### TO BE DONE
Copy out the listing from the line with "uI element localization: list" to the line with "- edge-line: [91, 317, 258, 480]", both of those lines included. Leave the pictures out of your copy.

### DATA SECTION
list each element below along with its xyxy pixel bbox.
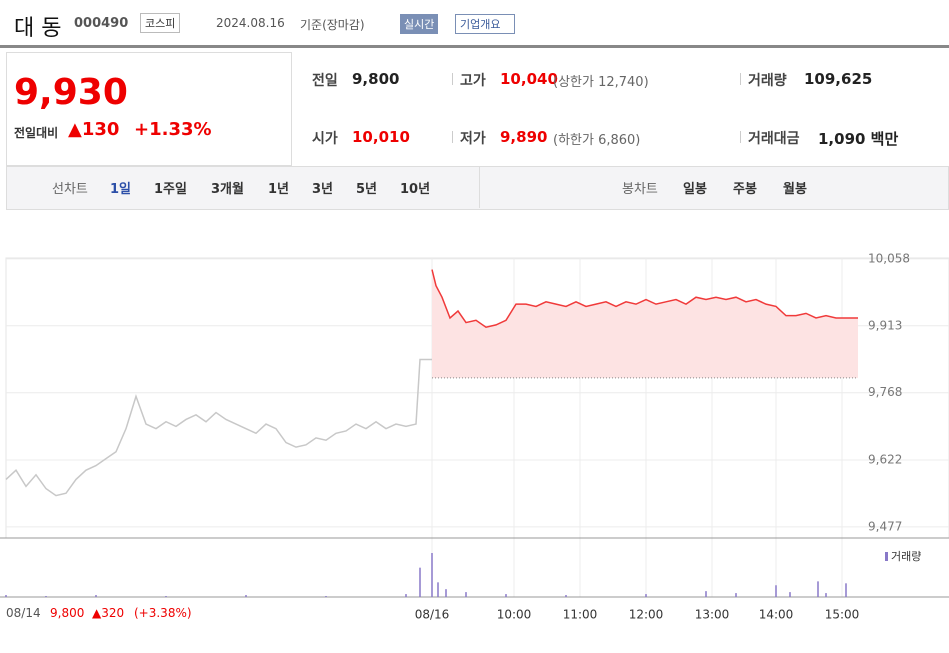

--

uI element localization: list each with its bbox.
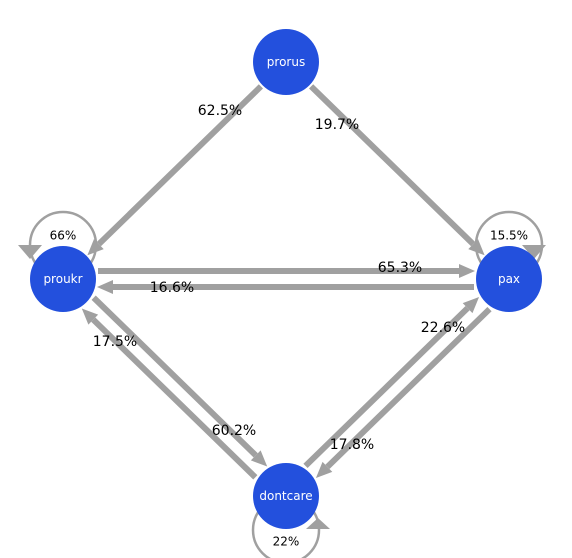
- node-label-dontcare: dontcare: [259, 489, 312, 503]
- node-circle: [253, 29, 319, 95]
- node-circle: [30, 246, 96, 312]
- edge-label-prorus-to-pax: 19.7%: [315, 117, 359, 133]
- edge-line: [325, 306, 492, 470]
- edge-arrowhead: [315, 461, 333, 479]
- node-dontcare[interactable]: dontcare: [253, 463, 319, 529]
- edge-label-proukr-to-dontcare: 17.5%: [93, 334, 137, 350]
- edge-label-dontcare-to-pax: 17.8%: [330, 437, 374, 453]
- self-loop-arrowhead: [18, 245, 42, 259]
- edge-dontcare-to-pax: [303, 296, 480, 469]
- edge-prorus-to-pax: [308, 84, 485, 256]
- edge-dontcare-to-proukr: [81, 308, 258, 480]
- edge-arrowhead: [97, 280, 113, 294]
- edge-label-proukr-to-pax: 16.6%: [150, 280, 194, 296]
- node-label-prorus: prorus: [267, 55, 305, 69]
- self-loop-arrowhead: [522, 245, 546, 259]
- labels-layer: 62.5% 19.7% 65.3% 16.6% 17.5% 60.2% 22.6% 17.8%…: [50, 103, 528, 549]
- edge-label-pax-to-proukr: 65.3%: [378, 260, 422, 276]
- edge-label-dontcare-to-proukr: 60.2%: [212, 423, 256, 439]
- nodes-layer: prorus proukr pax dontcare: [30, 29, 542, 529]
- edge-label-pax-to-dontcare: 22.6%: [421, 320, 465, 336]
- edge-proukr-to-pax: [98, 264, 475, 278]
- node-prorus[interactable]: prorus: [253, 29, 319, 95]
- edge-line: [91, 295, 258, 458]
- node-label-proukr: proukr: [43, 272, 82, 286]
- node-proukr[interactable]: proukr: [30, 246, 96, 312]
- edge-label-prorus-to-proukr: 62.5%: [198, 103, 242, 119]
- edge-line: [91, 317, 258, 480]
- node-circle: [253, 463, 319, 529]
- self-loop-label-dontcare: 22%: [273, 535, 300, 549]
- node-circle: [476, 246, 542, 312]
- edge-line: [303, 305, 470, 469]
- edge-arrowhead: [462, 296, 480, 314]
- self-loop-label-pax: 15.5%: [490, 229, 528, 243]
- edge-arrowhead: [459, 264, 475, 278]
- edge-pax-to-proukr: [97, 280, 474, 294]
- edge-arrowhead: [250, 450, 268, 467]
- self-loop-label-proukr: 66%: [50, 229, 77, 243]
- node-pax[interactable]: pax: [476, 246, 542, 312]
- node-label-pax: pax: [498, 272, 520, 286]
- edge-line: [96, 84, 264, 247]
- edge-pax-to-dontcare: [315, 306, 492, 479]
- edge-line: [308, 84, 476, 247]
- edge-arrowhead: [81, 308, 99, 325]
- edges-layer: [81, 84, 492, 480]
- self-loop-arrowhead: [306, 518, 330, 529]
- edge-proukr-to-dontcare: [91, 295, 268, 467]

### PROBLEM SOLUTION
uI element localization: list each with its bbox.
- node-label-dontcare: dontcare: [259, 489, 312, 503]
- node-circle: [253, 29, 319, 95]
- node-circle: [30, 246, 96, 312]
- edge-label-prorus-to-pax: 19.7%: [315, 117, 359, 133]
- edge-line: [325, 306, 492, 470]
- edge-arrowhead: [315, 461, 333, 479]
- node-dontcare[interactable]: dontcare: [253, 463, 319, 529]
- edge-label-proukr-to-dontcare: 17.5%: [93, 334, 137, 350]
- edge-label-dontcare-to-pax: 17.8%: [330, 437, 374, 453]
- self-loop-arrowhead: [18, 245, 42, 259]
- edge-dontcare-to-pax: [303, 296, 480, 469]
- edge-prorus-to-pax: [308, 84, 485, 256]
- edge-dontcare-to-proukr: [81, 308, 258, 480]
- edge-arrowhead: [97, 280, 113, 294]
- edge-label-proukr-to-pax: 16.6%: [150, 280, 194, 296]
- node-label-prorus: prorus: [267, 55, 305, 69]
- self-loop-arrowhead: [522, 245, 546, 259]
- labels-layer: 62.5% 19.7% 65.3% 16.6% 17.5% 60.2% 22.6% 17.8%…: [50, 103, 528, 549]
- edge-label-pax-to-proukr: 65.3%: [378, 260, 422, 276]
- edge-label-dontcare-to-proukr: 60.2%: [212, 423, 256, 439]
- nodes-layer: prorus proukr pax dontcare: [30, 29, 542, 529]
- edge-label-pax-to-dontcare: 22.6%: [421, 320, 465, 336]
- edge-proukr-to-pax: [98, 264, 475, 278]
- node-prorus[interactable]: prorus: [253, 29, 319, 95]
- edge-line: [91, 295, 258, 458]
- node-label-proukr: proukr: [43, 272, 82, 286]
- node-proukr[interactable]: proukr: [30, 246, 96, 312]
- edge-label-prorus-to-proukr: 62.5%: [198, 103, 242, 119]
- edge-line: [91, 317, 258, 480]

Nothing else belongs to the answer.